Materials provided:

======

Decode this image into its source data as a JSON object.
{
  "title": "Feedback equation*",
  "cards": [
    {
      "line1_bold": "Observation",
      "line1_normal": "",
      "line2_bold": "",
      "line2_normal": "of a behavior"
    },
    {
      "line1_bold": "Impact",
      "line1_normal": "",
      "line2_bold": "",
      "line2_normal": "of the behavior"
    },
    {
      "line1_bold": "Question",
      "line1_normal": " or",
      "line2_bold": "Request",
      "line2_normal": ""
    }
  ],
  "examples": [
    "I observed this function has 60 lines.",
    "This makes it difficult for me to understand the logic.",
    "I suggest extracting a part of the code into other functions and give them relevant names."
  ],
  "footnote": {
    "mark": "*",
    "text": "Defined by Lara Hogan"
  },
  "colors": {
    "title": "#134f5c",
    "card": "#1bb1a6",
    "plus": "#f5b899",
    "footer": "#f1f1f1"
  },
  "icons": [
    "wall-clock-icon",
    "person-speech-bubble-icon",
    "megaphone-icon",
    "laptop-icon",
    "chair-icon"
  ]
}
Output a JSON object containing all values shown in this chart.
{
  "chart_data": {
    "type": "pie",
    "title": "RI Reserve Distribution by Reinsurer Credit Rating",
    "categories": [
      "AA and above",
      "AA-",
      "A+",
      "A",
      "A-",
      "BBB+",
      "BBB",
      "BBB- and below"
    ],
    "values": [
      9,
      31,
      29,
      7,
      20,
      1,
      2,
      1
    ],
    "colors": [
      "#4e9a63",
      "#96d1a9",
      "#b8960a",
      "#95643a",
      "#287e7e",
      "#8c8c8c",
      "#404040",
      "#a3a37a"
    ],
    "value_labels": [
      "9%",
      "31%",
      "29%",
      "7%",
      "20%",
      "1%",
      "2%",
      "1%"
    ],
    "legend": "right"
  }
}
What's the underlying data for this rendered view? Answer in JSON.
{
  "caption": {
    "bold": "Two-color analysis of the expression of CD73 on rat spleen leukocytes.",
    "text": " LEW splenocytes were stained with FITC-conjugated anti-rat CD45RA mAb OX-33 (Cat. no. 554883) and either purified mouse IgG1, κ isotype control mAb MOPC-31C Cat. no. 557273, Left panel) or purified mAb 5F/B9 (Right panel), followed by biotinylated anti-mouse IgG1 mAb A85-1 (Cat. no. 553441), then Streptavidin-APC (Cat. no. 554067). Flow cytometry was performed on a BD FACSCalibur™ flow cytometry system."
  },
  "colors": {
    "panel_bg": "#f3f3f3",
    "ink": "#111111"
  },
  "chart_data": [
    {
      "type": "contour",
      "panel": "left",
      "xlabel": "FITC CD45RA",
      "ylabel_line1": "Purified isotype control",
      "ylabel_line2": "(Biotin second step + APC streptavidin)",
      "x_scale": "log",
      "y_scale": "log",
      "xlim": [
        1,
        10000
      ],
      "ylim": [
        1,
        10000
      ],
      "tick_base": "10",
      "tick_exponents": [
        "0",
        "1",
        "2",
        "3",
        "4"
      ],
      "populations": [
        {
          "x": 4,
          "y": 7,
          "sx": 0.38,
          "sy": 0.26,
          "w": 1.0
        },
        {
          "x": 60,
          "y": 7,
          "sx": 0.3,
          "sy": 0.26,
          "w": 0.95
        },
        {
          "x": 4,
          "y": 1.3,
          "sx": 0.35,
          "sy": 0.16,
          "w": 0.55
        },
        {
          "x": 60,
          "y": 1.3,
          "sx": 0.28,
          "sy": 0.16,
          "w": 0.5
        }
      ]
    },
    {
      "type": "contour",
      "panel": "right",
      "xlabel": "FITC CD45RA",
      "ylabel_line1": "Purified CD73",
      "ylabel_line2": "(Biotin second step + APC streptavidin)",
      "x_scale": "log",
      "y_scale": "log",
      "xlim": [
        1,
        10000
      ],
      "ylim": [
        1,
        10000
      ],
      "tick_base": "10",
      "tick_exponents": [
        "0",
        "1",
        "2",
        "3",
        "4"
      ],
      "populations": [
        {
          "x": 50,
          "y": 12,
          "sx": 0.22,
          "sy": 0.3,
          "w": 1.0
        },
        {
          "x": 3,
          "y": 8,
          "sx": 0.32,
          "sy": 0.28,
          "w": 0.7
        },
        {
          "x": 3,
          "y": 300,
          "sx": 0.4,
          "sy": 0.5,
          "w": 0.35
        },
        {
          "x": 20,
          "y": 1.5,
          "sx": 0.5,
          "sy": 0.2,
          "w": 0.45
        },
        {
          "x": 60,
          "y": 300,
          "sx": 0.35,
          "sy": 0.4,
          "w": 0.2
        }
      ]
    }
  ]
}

======

Work to do: Please return the data above exactly as given.

Answer to the exercise:
Decode this image into its source data as a JSON object.
{
  "title": "Feedback equation*",
  "cards": [
    {
      "line1_bold": "Observation",
      "line1_normal": "",
      "line2_bold": "",
      "line2_normal": "of a behavior"
    },
    {
      "line1_bold": "Impact",
      "line1_normal": "",
      "line2_bold": "",
      "line2_normal": "of the behavior"
    },
    {
      "line1_bold": "Question",
      "line1_normal": " or",
      "line2_bold": "Request",
      "line2_normal": ""
    }
  ],
  "examples": [
    "I observed this function has 60 lines.",
    "This makes it difficult for me to understand the logic.",
    "I suggest extracting a part of the code into other functions and give them relevant names."
  ],
  "footnote": {
    "mark": "*",
    "text": "Defined by Lara Hogan"
  },
  "colors": {
    "title": "#134f5c",
    "card": "#1bb1a6",
    "plus": "#f5b899",
    "footer": "#f1f1f1"
  },
  "icons": [
    "wall-clock-icon",
    "person-speech-bubble-icon",
    "megaphone-icon",
    "laptop-icon",
    "chair-icon"
  ]
}
Output a JSON object containing all values shown in this chart.
{
  "chart_data": {
    "type": "pie",
    "title": "RI Reserve Distribution by Reinsurer Credit Rating",
    "categories": [
      "AA and above",
      "AA-",
      "A+",
      "A",
      "A-",
      "BBB+",
      "BBB",
      "BBB- and below"
    ],
    "values": [
      9,
      31,
      29,
      7,
      20,
      1,
      2,
      1
    ],
    "colors": [
      "#4e9a63",
      "#96d1a9",
      "#b8960a",
      "#95643a",
      "#287e7e",
      "#8c8c8c",
      "#404040",
      "#a3a37a"
    ],
    "value_labels": [
      "9%",
      "31%",
      "29%",
      "7%",
      "20%",
      "1%",
      "2%",
      "1%"
    ],
    "legend": "right"
  }
}
What's the underlying data for this rendered view? Answer in JSON.
{
  "caption": {
    "bold": "Two-color analysis of the expression of CD73 on rat spleen leukocytes.",
    "text": " LEW splenocytes were stained with FITC-conjugated anti-rat CD45RA mAb OX-33 (Cat. no. 554883) and either purified mouse IgG1, κ isotype control mAb MOPC-31C Cat. no. 557273, Left panel) or purified mAb 5F/B9 (Right panel), followed by biotinylated anti-mouse IgG1 mAb A85-1 (Cat. no. 553441), then Streptavidin-APC (Cat. no. 554067). Flow cytometry was performed on a BD FACSCalibur™ flow cytometry system."
  },
  "colors": {
    "panel_bg": "#f3f3f3",
    "ink": "#111111"
  },
  "chart_data": [
    {
      "type": "contour",
      "panel": "left",
      "xlabel": "FITC CD45RA",
      "ylabel_line1": "Purified isotype control",
      "ylabel_line2": "(Biotin second step + APC streptavidin)",
      "x_scale": "log",
      "y_scale": "log",
      "xlim": [
        1,
        10000
      ],
      "ylim": [
        1,
        10000
      ],
      "tick_base": "10",
      "tick_exponents": [
        "0",
        "1",
        "2",
        "3",
        "4"
      ],
      "populations": [
        {
          "x": 4,
          "y": 7,
          "sx": 0.38,
          "sy": 0.26,
          "w": 1.0
        },
        {
          "x": 60,
          "y": 7,
          "sx": 0.3,
          "sy": 0.26,
          "w": 0.95
        },
        {
          "x": 4,
          "y": 1.3,
          "sx": 0.35,
          "sy": 0.16,
          "w": 0.55
        },
        {
          "x": 60,
          "y": 1.3,
          "sx": 0.28,
          "sy": 0.16,
          "w": 0.5
        }
      ]
    },
    {
      "type": "contour",
      "panel": "right",
      "xlabel": "FITC CD45RA",
      "ylabel_line1": "Purified CD73",
      "ylabel_line2": "(Biotin second step + APC streptavidin)",
      "x_scale": "log",
      "y_scale": "log",
      "xlim": [
        1,
        10000
      ],
      "ylim": [
        1,
        10000
      ],
      "tick_base": "10",
      "tick_exponents": [
        "0",
        "1",
        "2",
        "3",
        "4"
      ],
      "populations": [
        {
          "x": 50,
          "y": 12,
          "sx": 0.22,
          "sy": 0.3,
          "w": 1.0
        },
        {
          "x": 3,
          "y": 8,
          "sx": 0.32,
          "sy": 0.28,
          "w": 0.7
        },
        {
          "x": 3,
          "y": 300,
          "sx": 0.4,
          "sy": 0.5,
          "w": 0.35
        },
        {
          "x": 20,
          "y": 1.5,
          "sx": 0.5,
          "sy": 0.2,
          "w": 0.45
        },
        {
          "x": 60,
          "y": 300,
          "sx": 0.35,
          "sy": 0.4,
          "w": 0.2
        }
      ]
    }
  ]
}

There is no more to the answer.